*GOAL:* Output all lines exactly, with nothing added or dropped.

#### AVAILABLE RECORDS

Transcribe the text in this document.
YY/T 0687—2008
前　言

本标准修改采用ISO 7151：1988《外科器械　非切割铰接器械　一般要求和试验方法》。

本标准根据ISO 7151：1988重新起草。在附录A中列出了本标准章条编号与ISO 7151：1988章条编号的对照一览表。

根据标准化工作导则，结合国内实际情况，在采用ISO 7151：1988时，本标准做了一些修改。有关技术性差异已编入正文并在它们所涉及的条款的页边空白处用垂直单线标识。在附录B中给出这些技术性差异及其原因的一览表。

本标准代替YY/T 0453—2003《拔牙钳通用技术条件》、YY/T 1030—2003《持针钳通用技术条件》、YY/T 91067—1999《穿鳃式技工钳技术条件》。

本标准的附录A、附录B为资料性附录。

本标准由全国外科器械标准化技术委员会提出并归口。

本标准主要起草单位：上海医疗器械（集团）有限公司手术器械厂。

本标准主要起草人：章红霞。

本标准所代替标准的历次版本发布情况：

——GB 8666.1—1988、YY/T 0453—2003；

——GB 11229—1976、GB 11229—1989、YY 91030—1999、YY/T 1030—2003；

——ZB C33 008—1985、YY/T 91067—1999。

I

########

*ANSWER BELOW:*
Transcribe the text in this document.
YY/T 0687—2008
前　言

本标准修改采用ISO 7151：1988《外科器械　非切割铰接器械　一般要求和试验方法》。

本标准根据ISO 7151：1988重新起草。在附录A中列出了本标准章条编号与ISO 7151：1988章条编号的对照一览表。

根据标准化工作导则，结合国内实际情况，在采用ISO 7151：1988时，本标准做了一些修改。有关技术性差异已编入正文并在它们所涉及的条款的页边空白处用垂直单线标识。在附录B中给出这些技术性差异及其原因的一览表。

本标准代替YY/T 0453—2003《拔牙钳通用技术条件》、YY/T 1030—2003《持针钳通用技术条件》、YY/T 91067—1999《穿鳃式技工钳技术条件》。

本标准的附录A、附录B为资料性附录。

本标准由全国外科器械标准化技术委员会提出并归口。

本标准主要起草单位：上海医疗器械（集团）有限公司手术器械厂。

本标准主要起草人：章红霞。

本标准所代替标准的历次版本发布情况：

——GB 8666.1—1988、YY/T 0453—2003；

——GB 11229—1976、GB 11229—1989、YY 91030—1999、YY/T 1030—2003；

——ZB C33 008—1985、YY/T 91067—1999。

I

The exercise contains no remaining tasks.